**PROBLEM REQUIREMENTS:**
Give the entries back exactly, dropping each image.

Items listed in a dataset:
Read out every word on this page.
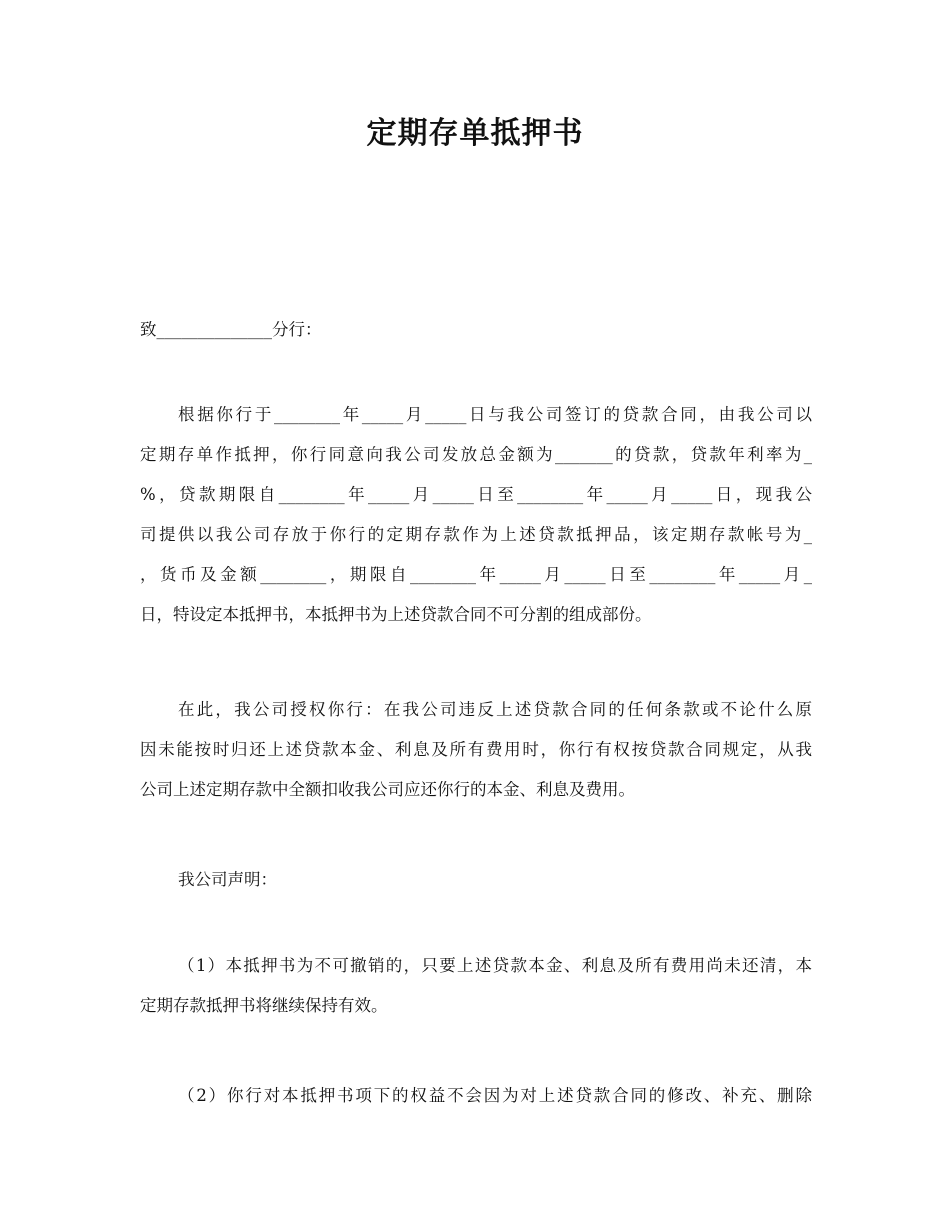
定期存单抵押书
致______________分行：
根据你行于________年_____月_____日与我公司签订的贷款合同，由我公司以
定期存单作抵押，你行同意向我公司发放总金额为_______的贷款，贷款年利率为_
%，贷款期限自________年_____月_____日至________年_____月_____日，现我公
司提供以我公司存放于你行的定期存款作为上述贷款抵押品，该定期存款帐号为_
，货币及金额________，期限自________年_____月_____日至________年_____月_
日，特设定本抵押书，本抵押书为上述贷款合同不可分割的组成部份。
在此，我公司授权你行：在我公司违反上述贷款合同的任何条款或不论什么原
因未能按时归还上述贷款本金、利息及所有费用时，你行有权按贷款合同规定，从我
公司上述定期存款中全额扣收我公司应还你行的本金、利息及费用。
我公司声明：
（1）本抵押书为不可撤销的，只要上述贷款本金、利息及所有费用尚未还清，本
定期存款抵押书将继续保持有效。
（2）你行对本抵押书项下的权益不会因为对上述贷款合同的修改、补充、删除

**SOLUTION TO THIS TASK:**
Read out every word on this page.
定期存单抵押书
致______________分行：
根据你行于________年_____月_____日与我公司签订的贷款合同，由我公司以
定期存单作抵押，你行同意向我公司发放总金额为_______的贷款，贷款年利率为_
%，贷款期限自________年_____月_____日至________年_____月_____日，现我公
司提供以我公司存放于你行的定期存款作为上述贷款抵押品，该定期存款帐号为_
，货币及金额________，期限自________年_____月_____日至________年_____月_
日，特设定本抵押书，本抵押书为上述贷款合同不可分割的组成部份。
在此，我公司授权你行：在我公司违反上述贷款合同的任何条款或不论什么原
因未能按时归还上述贷款本金、利息及所有费用时，你行有权按贷款合同规定，从我
公司上述定期存款中全额扣收我公司应还你行的本金、利息及费用。
我公司声明：
（1）本抵押书为不可撤销的，只要上述贷款本金、利息及所有费用尚未还清，本
定期存款抵押书将继续保持有效。
（2）你行对本抵押书项下的权益不会因为对上述贷款合同的修改、补充、删除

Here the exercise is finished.